_DESCRIPTION OF THE TASK_
Repeat each record exactly as written, and drop any images.

_AVAILABLE DATA_
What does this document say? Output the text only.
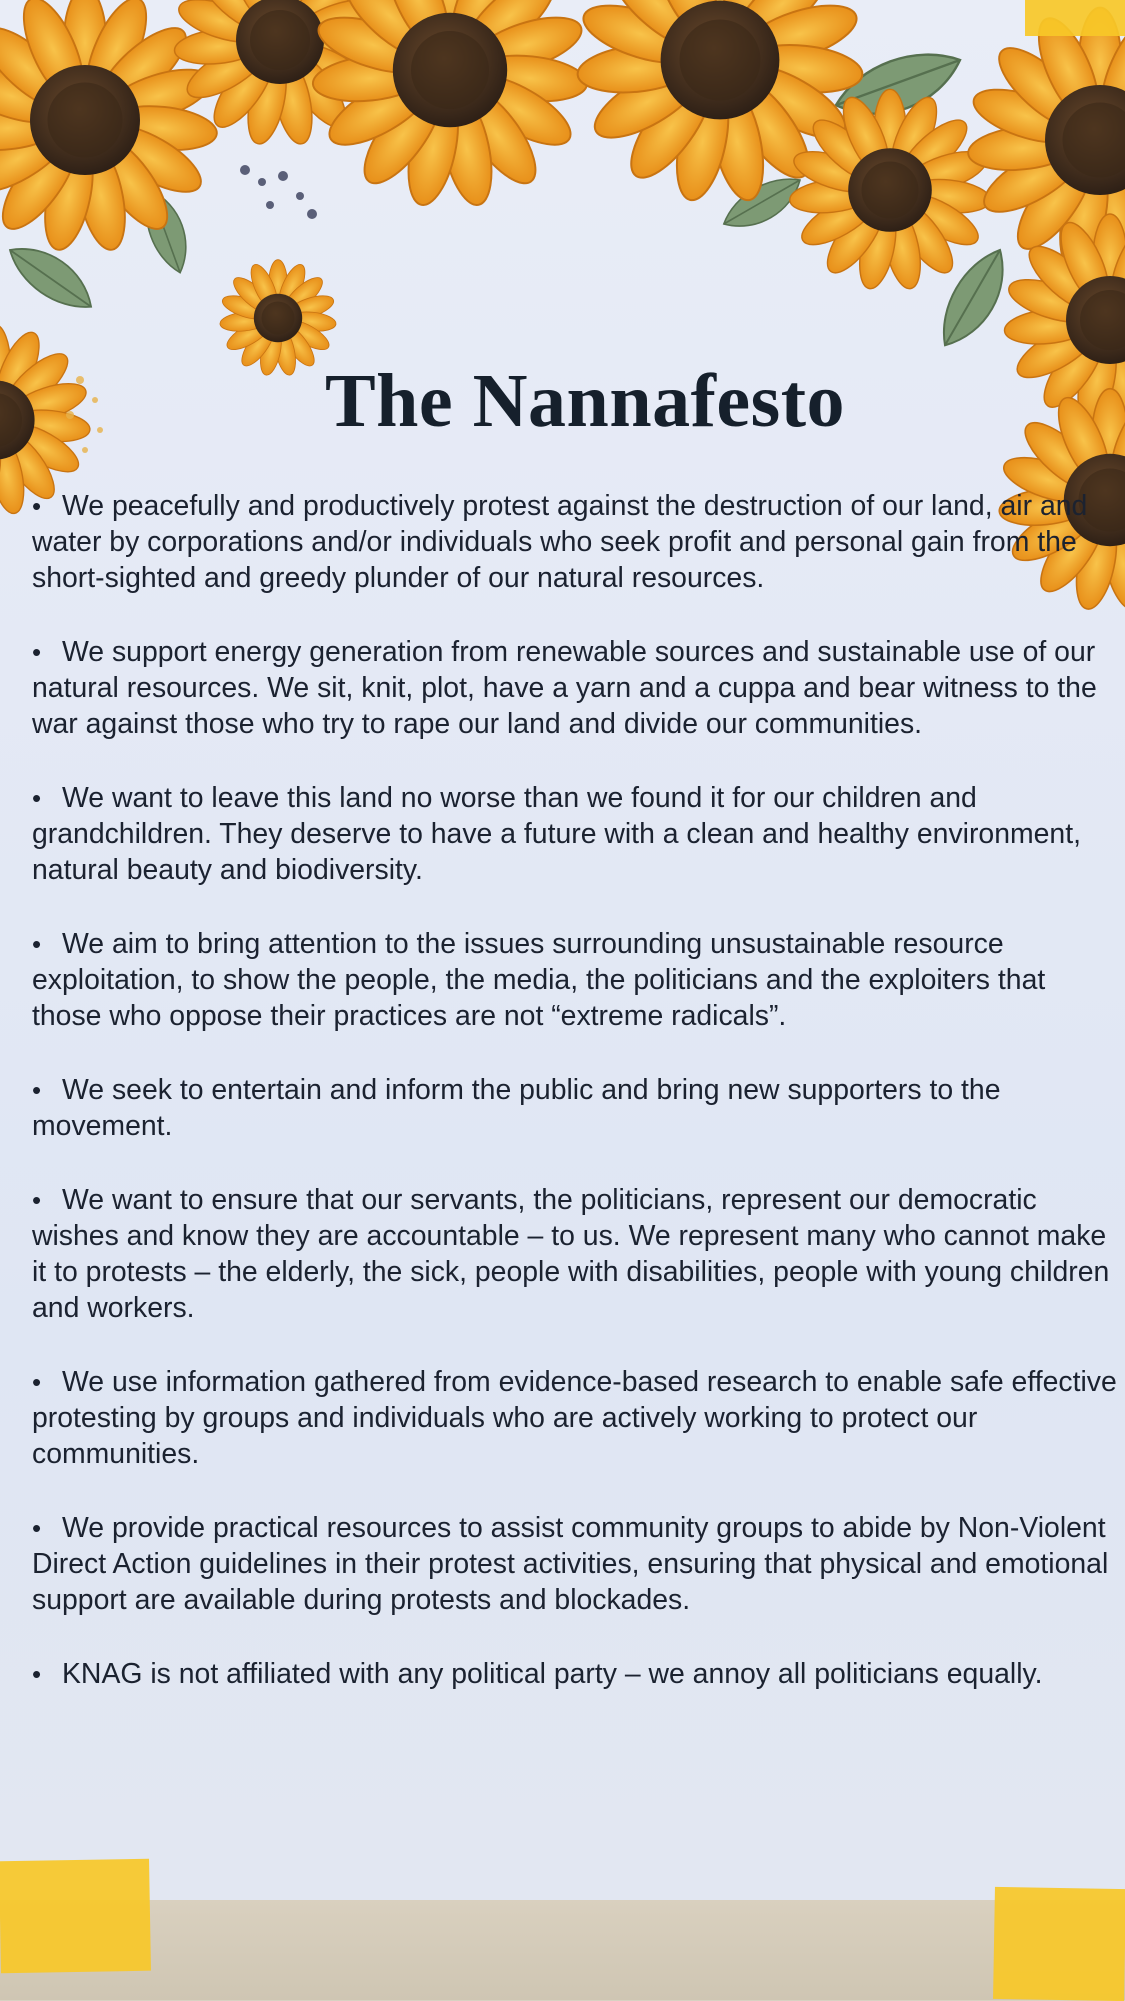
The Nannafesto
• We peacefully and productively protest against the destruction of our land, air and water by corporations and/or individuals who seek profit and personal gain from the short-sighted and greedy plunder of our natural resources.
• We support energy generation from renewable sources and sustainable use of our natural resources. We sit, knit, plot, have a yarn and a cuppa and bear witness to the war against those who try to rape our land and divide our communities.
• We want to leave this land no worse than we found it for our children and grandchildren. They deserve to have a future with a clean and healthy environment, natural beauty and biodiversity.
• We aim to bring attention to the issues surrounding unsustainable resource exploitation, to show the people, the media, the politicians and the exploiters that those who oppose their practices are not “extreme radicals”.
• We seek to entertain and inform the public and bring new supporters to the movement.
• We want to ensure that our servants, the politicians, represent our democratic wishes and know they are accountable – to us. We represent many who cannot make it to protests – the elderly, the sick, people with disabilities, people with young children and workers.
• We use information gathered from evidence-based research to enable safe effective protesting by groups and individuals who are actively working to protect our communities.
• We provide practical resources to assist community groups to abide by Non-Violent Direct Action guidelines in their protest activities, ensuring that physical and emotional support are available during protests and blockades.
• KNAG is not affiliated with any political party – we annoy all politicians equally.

_SOLUTION TO THE PROBLEM_
What does this document say? Output the text only.
The Nannafesto
• We peacefully and productively protest against the destruction of our land, air and water by corporations and/or individuals who seek profit and personal gain from the short-sighted and greedy plunder of our natural resources.
• We support energy generation from renewable sources and sustainable use of our natural resources. We sit, knit, plot, have a yarn and a cuppa and bear witness to the war against those who try to rape our land and divide our communities.
• We want to leave this land no worse than we found it for our children and grandchildren. They deserve to have a future with a clean and healthy environment, natural beauty and biodiversity.
• We aim to bring attention to the issues surrounding unsustainable resource exploitation, to show the people, the media, the politicians and the exploiters that those who oppose their practices are not “extreme radicals”.
• We seek to entertain and inform the public and bring new supporters to the movement.
• We want to ensure that our servants, the politicians, represent our democratic wishes and know they are accountable – to us. We represent many who cannot make it to protests – the elderly, the sick, people with disabilities, people with young children and workers.
• We use information gathered from evidence-based research to enable safe effective protesting by groups and individuals who are actively working to protect our communities.
• We provide practical resources to assist community groups to abide by Non-Violent Direct Action guidelines in their protest activities, ensuring that physical and emotional support are available during protests and blockades.
• KNAG is not affiliated with any political party – we annoy all politicians equally.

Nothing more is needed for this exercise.